◆ ACTIVITY:
Gather, from the data below, each line in which the word "sich" occurs.

(Records from a collection)
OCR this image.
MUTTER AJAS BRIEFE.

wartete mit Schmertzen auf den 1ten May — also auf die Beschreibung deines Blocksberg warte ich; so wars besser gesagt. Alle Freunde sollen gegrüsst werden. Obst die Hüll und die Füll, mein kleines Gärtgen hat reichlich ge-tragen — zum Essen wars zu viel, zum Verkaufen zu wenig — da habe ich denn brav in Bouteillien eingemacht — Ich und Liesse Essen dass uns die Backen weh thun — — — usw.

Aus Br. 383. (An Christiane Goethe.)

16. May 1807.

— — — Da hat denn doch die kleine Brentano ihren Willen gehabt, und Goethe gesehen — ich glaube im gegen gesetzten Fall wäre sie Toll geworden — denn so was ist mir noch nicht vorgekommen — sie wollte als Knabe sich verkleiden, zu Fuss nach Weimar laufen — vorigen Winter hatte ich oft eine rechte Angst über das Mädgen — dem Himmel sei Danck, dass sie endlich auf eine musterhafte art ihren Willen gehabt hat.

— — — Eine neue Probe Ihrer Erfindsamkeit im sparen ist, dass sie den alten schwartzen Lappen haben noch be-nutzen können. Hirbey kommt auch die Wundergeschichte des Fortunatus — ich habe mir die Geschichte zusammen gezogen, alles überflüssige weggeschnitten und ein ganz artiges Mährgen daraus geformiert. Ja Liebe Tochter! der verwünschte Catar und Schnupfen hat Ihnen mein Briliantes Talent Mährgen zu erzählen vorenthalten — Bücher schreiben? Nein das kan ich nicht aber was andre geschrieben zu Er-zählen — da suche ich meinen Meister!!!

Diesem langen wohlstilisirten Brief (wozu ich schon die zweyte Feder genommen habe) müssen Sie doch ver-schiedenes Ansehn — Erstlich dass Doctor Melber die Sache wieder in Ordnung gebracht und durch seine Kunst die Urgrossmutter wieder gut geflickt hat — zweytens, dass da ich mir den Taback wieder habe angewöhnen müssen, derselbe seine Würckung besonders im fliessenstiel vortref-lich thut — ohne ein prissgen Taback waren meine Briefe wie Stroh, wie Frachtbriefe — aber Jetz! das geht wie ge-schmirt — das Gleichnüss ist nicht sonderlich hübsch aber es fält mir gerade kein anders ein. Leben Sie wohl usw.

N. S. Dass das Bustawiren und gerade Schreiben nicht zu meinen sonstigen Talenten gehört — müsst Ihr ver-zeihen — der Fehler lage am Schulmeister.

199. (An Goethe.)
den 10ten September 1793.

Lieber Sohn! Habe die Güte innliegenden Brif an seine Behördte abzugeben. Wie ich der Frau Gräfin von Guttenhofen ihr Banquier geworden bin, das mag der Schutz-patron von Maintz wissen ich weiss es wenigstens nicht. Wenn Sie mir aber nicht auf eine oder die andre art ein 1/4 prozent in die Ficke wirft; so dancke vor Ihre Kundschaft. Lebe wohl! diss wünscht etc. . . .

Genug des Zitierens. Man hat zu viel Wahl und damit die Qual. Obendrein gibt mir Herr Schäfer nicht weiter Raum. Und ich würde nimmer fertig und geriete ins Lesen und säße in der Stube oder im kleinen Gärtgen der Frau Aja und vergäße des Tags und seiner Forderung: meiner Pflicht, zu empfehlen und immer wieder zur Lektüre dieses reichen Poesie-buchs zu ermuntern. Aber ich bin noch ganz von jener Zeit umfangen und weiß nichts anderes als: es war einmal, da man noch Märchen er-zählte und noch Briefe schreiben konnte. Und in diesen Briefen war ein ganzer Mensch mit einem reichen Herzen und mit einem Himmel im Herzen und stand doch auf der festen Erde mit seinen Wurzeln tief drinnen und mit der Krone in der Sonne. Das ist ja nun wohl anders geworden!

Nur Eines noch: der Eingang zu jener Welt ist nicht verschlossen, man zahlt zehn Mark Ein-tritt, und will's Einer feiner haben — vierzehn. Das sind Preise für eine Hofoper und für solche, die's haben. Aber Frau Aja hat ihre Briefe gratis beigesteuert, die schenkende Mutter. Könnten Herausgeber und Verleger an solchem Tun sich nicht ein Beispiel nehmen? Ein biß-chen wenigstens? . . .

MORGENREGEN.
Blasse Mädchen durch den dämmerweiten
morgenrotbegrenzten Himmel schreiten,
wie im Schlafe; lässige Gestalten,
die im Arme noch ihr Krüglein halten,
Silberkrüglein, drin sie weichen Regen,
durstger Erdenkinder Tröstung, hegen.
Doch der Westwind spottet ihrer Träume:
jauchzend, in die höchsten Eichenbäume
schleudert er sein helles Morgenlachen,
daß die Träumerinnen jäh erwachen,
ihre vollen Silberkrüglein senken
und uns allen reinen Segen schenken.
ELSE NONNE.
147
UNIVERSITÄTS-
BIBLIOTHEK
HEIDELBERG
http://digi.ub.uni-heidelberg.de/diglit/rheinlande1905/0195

◆ ANSWER SPACE:
— — — Da hat denn doch die kleine Brentano ihren Willen gehabt, und Goethe gesehen — ich glaube im gegen gesetzten Fall wäre sie Toll geworden — denn so was ist mir noch nicht vorgekommen — sie wollte als Knabe sich verkleiden, zu Fuss nach Weimar laufen — vorigen Winter hatte ich oft eine rechte Angst über das Mädgen — dem Himmel sei Danck, dass sie endlich auf eine musterhafte art ihren Willen gehabt hat.
Nur Eines noch: der Eingang zu jener Welt ist nicht verschlossen, man zahlt zehn Mark Ein-tritt, und will's Einer feiner haben — vierzehn. Das sind Preise für eine Hofoper und für solche, die's haben. Aber Frau Aja hat ihre Briefe gratis beigesteuert, die schenkende Mutter. Könnten Herausgeber und Verleger an solchem Tun sich nicht ein Beispiel nehmen? Ein biß-chen wenigstens? . . .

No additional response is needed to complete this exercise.